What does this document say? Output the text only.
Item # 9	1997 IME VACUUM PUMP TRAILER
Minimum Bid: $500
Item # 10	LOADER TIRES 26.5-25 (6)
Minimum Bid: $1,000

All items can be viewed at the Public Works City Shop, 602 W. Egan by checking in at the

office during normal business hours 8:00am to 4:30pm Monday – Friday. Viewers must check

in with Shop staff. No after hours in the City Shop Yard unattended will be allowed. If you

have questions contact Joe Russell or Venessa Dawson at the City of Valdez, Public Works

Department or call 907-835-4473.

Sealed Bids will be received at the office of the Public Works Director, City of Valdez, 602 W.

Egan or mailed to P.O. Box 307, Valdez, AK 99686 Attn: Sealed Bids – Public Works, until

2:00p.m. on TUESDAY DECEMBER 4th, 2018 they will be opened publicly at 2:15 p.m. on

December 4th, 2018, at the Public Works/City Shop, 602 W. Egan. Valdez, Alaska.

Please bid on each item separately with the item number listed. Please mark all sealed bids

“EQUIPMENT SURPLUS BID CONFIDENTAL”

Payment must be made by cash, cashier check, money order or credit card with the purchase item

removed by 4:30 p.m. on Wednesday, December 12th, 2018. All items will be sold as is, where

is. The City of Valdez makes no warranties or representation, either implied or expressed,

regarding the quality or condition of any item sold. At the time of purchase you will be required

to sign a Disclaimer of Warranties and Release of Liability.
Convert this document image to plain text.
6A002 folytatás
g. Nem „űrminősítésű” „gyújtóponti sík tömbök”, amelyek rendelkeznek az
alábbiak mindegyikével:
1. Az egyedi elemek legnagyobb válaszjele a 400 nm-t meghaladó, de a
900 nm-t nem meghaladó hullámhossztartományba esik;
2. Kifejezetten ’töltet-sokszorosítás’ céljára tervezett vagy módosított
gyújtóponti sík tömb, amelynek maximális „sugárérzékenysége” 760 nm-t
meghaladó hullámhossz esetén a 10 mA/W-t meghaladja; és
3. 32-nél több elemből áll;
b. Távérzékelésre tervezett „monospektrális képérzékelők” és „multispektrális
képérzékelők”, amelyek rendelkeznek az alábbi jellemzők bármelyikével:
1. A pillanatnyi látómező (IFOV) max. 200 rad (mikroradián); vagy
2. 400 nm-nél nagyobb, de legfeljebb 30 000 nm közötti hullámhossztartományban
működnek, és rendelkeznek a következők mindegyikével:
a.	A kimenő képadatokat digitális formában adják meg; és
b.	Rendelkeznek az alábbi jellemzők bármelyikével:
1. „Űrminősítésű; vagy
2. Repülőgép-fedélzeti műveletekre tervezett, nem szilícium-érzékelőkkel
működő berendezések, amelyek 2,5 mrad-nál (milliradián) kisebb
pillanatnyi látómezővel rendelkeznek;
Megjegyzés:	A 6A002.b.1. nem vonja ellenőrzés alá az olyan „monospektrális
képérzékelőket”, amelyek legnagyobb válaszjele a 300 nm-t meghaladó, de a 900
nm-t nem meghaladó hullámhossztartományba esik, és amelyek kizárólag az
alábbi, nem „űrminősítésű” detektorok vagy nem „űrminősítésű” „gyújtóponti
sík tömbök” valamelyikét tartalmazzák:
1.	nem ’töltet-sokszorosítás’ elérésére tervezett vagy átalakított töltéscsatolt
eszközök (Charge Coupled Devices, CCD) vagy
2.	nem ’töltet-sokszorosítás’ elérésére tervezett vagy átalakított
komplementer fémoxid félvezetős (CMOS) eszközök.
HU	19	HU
###
**Prompt**. Look through the entries above. Extract each line with the word "amelyek".

**Written answer**.
g. Nem „űrminősítésű” „gyújtóponti sík tömbök”, amelyek rendelkeznek az
képérzékelők”, amelyek rendelkeznek az alábbi jellemzők bármelyikével:
működő berendezések, amelyek 2,5 mrad-nál (milliradián) kisebb
képérzékelőket”, amelyek legnagyobb válaszjele a 300 nm-t meghaladó, de a 900
nm-t nem meghaladó hullámhossztartományba esik, és amelyek kizárólag az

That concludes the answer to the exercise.